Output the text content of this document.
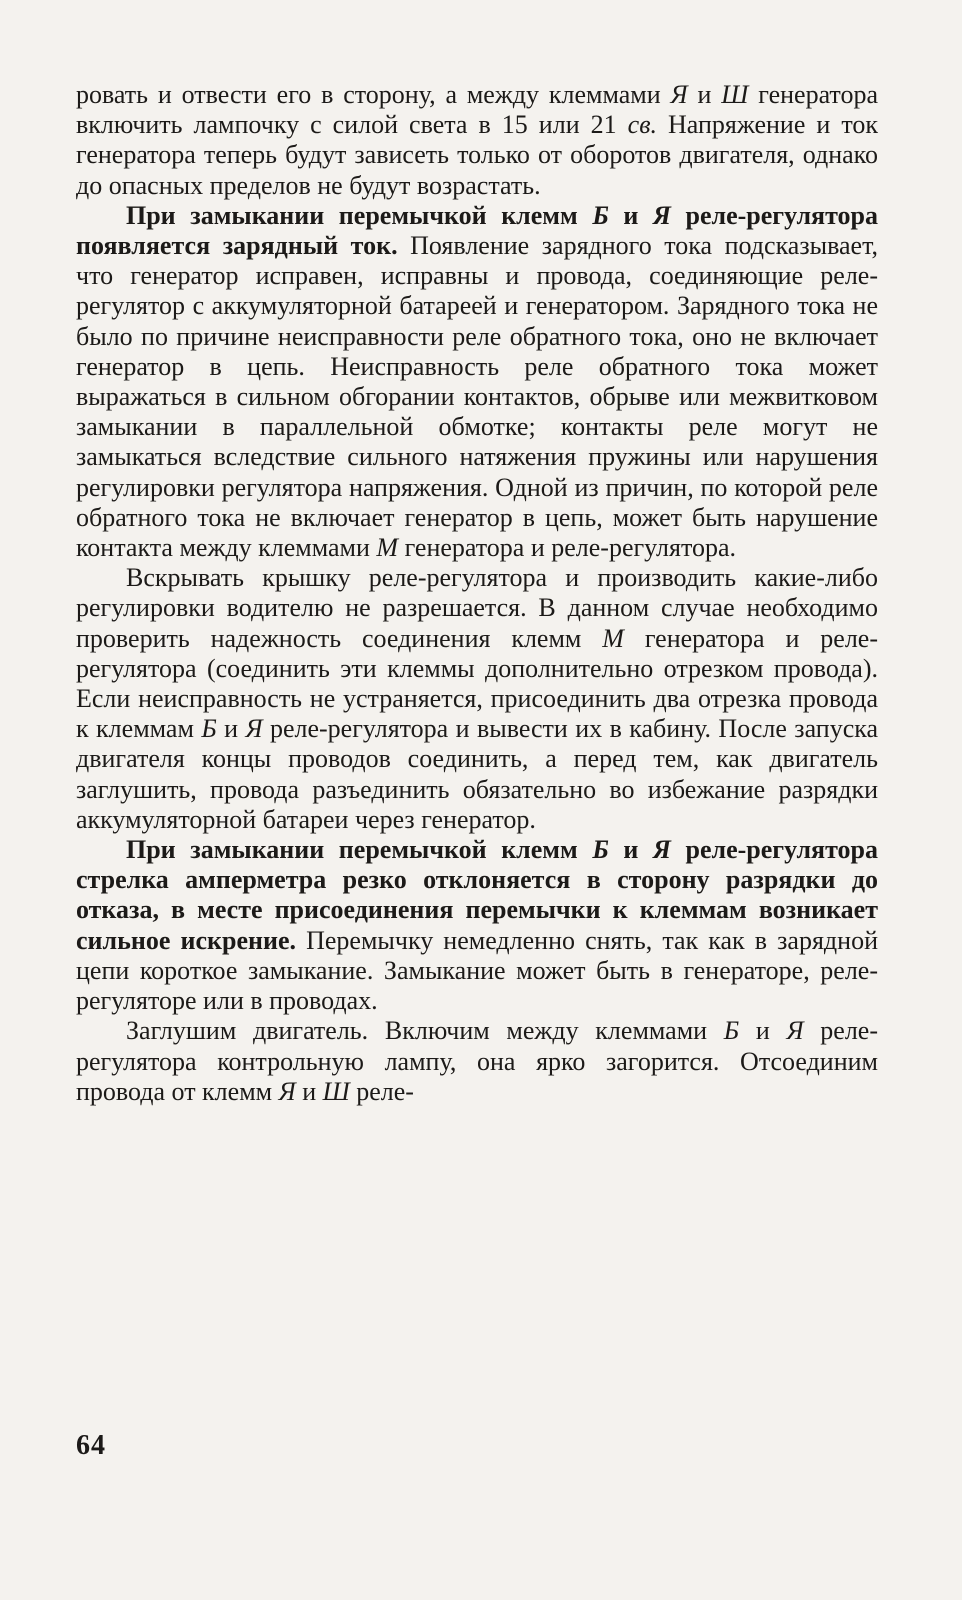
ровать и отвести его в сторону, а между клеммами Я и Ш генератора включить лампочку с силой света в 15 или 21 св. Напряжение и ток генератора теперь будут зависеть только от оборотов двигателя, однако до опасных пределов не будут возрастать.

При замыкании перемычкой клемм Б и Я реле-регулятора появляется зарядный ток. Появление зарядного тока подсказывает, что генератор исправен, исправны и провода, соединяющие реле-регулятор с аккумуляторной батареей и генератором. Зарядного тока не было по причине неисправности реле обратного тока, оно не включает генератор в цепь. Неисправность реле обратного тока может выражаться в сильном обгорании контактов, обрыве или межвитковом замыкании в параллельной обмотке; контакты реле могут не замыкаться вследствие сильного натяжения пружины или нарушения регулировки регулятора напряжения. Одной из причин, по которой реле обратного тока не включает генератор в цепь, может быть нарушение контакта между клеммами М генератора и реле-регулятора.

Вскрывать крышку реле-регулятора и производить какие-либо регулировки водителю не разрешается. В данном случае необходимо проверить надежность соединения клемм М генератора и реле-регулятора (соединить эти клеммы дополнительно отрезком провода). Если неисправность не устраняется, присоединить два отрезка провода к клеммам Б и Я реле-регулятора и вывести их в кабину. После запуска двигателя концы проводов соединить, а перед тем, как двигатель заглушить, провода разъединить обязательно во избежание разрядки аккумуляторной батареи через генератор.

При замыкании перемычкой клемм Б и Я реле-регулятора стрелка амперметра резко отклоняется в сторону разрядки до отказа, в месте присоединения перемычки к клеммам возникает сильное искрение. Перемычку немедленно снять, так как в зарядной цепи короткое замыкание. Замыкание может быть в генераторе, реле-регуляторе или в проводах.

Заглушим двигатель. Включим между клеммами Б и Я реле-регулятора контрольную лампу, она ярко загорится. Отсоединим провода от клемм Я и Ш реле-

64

□ □ □ □ □ □ □

=== GOAL OF THE EXERCISE ===
Do not copy the pictures, but repeat every line exactly.

=== EXPECTED ANSWER ===
Output the text content of this document.
ровать и отвести его в сторону, а между клеммами Я и Ш генератора включить лампочку с силой света в 15 или 21 св. Напряжение и ток генератора теперь будут зависеть только от оборотов двигателя, однако до опасных пределов не будут возрастать.

При замыкании перемычкой клемм Б и Я реле-регулятора появляется зарядный ток. Появление зарядного тока подсказывает, что генератор исправен, исправны и провода, соединяющие реле-регулятор с аккумуляторной батареей и генератором. Зарядного тока не было по причине неисправности реле обратного тока, оно не включает генератор в цепь. Неисправность реле обратного тока может выражаться в сильном обгорании контактов, обрыве или межвитковом замыкании в параллельной обмотке; контакты реле могут не замыкаться вследствие сильного натяжения пружины или нарушения регулировки регулятора напряжения. Одной из причин, по которой реле обратного тока не включает генератор в цепь, может быть нарушение контакта между клеммами М генератора и реле-регулятора.

Вскрывать крышку реле-регулятора и производить какие-либо регулировки водителю не разрешается. В данном случае необходимо проверить надежность соединения клемм М генератора и реле-регулятора (соединить эти клеммы дополнительно отрезком провода). Если неисправность не устраняется, присоединить два отрезка провода к клеммам Б и Я реле-регулятора и вывести их в кабину. После запуска двигателя концы проводов соединить, а перед тем, как двигатель заглушить, провода разъединить обязательно во избежание разрядки аккумуляторной батареи через генератор.

При замыкании перемычкой клемм Б и Я реле-регулятора стрелка амперметра резко отклоняется в сторону разрядки до отказа, в месте присоединения перемычки к клеммам возникает сильное искрение. Перемычку немедленно снять, так как в зарядной цепи короткое замыкание. Замыкание может быть в генераторе, реле-регуляторе или в проводах.

Заглушим двигатель. Включим между клеммами Б и Я реле-регулятора контрольную лампу, она ярко загорится. Отсоединим провода от клемм Я и Ш реле-

64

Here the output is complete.